→ **WRITTEN REQUEST**
Reproduce the listing verbatim.

───── LISTING ─────

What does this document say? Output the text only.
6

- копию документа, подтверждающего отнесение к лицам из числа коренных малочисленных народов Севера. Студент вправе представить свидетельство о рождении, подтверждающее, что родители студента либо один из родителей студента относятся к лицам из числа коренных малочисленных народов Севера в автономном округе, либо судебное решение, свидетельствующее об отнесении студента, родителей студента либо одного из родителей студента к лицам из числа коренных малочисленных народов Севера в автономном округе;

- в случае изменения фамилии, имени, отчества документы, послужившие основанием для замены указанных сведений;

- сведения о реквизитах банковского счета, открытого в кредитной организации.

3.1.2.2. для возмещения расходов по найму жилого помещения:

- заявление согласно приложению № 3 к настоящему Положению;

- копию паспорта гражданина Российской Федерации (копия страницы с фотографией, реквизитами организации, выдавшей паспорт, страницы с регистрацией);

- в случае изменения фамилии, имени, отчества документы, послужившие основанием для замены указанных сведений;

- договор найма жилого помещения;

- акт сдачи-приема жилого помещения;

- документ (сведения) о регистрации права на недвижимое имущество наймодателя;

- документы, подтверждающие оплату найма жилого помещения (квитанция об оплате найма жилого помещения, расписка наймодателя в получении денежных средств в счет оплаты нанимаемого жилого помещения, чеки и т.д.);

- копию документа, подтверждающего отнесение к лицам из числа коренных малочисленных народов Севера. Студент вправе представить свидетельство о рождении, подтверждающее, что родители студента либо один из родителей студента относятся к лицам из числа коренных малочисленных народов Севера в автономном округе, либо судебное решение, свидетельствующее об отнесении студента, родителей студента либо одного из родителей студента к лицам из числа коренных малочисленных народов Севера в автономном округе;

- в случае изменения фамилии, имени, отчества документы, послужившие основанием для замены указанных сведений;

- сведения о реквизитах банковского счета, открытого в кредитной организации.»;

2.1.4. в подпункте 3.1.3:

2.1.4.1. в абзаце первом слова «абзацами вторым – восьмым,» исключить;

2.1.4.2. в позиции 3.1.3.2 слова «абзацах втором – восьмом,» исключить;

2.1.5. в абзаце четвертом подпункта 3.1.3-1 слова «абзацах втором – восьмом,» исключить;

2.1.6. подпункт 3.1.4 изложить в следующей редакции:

─────

→ **FULL SOLUTION**
What does this document say? Output the text only.
6

- копию документа, подтверждающего отнесение к лицам из числа коренных малочисленных народов Севера. Студент вправе представить свидетельство о рождении, подтверждающее, что родители студента либо один из родителей студента относятся к лицам из числа коренных малочисленных народов Севера в автономном округе, либо судебное решение, свидетельствующее об отнесении студента, родителей студента либо одного из родителей студента к лицам из числа коренных малочисленных народов Севера в автономном округе;

- в случае изменения фамилии, имени, отчества документы, послужившие основанием для замены указанных сведений;

- сведения о реквизитах банковского счета, открытого в кредитной организации.

3.1.2.2. для возмещения расходов по найму жилого помещения:

- заявление согласно приложению № 3 к настоящему Положению;

- копию паспорта гражданина Российской Федерации (копия страницы с фотографией, реквизитами организации, выдавшей паспорт, страницы с регистрацией);

- в случае изменения фамилии, имени, отчества документы, послужившие основанием для замены указанных сведений;

- договор найма жилого помещения;

- акт сдачи-приема жилого помещения;

- документ (сведения) о регистрации права на недвижимое имущество наймодателя;

- документы, подтверждающие оплату найма жилого помещения (квитанция об оплате найма жилого помещения, расписка наймодателя в получении денежных средств в счет оплаты нанимаемого жилого помещения, чеки и т.д.);

- копию документа, подтверждающего отнесение к лицам из числа коренных малочисленных народов Севера. Студент вправе представить свидетельство о рождении, подтверждающее, что родители студента либо один из родителей студента относятся к лицам из числа коренных малочисленных народов Севера в автономном округе, либо судебное решение, свидетельствующее об отнесении студента, родителей студента либо одного из родителей студента к лицам из числа коренных малочисленных народов Севера в автономном округе;

- в случае изменения фамилии, имени, отчества документы, послужившие основанием для замены указанных сведений;

- сведения о реквизитах банковского счета, открытого в кредитной организации.»;

2.1.4. в подпункте 3.1.3:

2.1.4.1. в абзаце первом слова «абзацами вторым – восьмым,» исключить;

2.1.4.2. в позиции 3.1.3.2 слова «абзацах втором – восьмом,» исключить;

2.1.5. в абзаце четвертом подпункта 3.1.3-1 слова «абзацах втором – восьмом,» исключить;

2.1.6. подпункт 3.1.4 изложить в следующей редакции:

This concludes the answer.